Extracts from a graphics dataset:
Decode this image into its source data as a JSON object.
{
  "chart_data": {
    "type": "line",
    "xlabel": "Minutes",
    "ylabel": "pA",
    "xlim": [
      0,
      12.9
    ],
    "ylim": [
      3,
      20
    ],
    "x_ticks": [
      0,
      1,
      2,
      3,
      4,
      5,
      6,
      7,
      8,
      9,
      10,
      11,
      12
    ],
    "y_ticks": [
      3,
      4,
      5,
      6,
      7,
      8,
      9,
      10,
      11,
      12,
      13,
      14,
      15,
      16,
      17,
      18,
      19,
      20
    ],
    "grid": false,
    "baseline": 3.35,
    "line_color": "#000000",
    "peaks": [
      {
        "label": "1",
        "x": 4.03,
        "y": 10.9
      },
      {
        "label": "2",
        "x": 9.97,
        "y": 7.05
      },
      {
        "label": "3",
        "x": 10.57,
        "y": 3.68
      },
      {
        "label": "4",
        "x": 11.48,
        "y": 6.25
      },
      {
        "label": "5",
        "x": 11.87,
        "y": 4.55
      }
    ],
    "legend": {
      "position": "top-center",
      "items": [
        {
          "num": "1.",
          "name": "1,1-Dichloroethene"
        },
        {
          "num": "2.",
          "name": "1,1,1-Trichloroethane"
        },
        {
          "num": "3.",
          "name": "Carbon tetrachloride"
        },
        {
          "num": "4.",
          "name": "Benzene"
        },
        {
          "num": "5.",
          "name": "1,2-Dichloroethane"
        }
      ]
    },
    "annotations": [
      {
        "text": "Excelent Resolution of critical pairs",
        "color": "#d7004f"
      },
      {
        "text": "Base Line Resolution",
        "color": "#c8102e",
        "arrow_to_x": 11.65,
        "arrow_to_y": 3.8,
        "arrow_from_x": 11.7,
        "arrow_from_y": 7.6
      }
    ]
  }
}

| SET EXERCISE |
Copy the entries above exactly, leaving none out.

| RESULT OF THIS EXERCISE |
Decode this image into its source data as a JSON object.
{
  "chart_data": {
    "type": "line",
    "xlabel": "Minutes",
    "ylabel": "pA",
    "xlim": [
      0,
      12.9
    ],
    "ylim": [
      3,
      20
    ],
    "x_ticks": [
      0,
      1,
      2,
      3,
      4,
      5,
      6,
      7,
      8,
      9,
      10,
      11,
      12
    ],
    "y_ticks": [
      3,
      4,
      5,
      6,
      7,
      8,
      9,
      10,
      11,
      12,
      13,
      14,
      15,
      16,
      17,
      18,
      19,
      20
    ],
    "grid": false,
    "baseline": 3.35,
    "line_color": "#000000",
    "peaks": [
      {
        "label": "1",
        "x": 4.03,
        "y": 10.9
      },
      {
        "label": "2",
        "x": 9.97,
        "y": 7.05
      },
      {
        "label": "3",
        "x": 10.57,
        "y": 3.68
      },
      {
        "label": "4",
        "x": 11.48,
        "y": 6.25
      },
      {
        "label": "5",
        "x": 11.87,
        "y": 4.55
      }
    ],
    "legend": {
      "position": "top-center",
      "items": [
        {
          "num": "1.",
          "name": "1,1-Dichloroethene"
        },
        {
          "num": "2.",
          "name": "1,1,1-Trichloroethane"
        },
        {
          "num": "3.",
          "name": "Carbon tetrachloride"
        },
        {
          "num": "4.",
          "name": "Benzene"
        },
        {
          "num": "5.",
          "name": "1,2-Dichloroethane"
        }
      ]
    },
    "annotations": [
      {
        "text": "Excelent Resolution of critical pairs",
        "color": "#d7004f"
      },
      {
        "text": "Base Line Resolution",
        "color": "#c8102e",
        "arrow_to_x": 11.65,
        "arrow_to_y": 3.8,
        "arrow_from_x": 11.7,
        "arrow_from_y": 7.6
      }
    ]
  }
}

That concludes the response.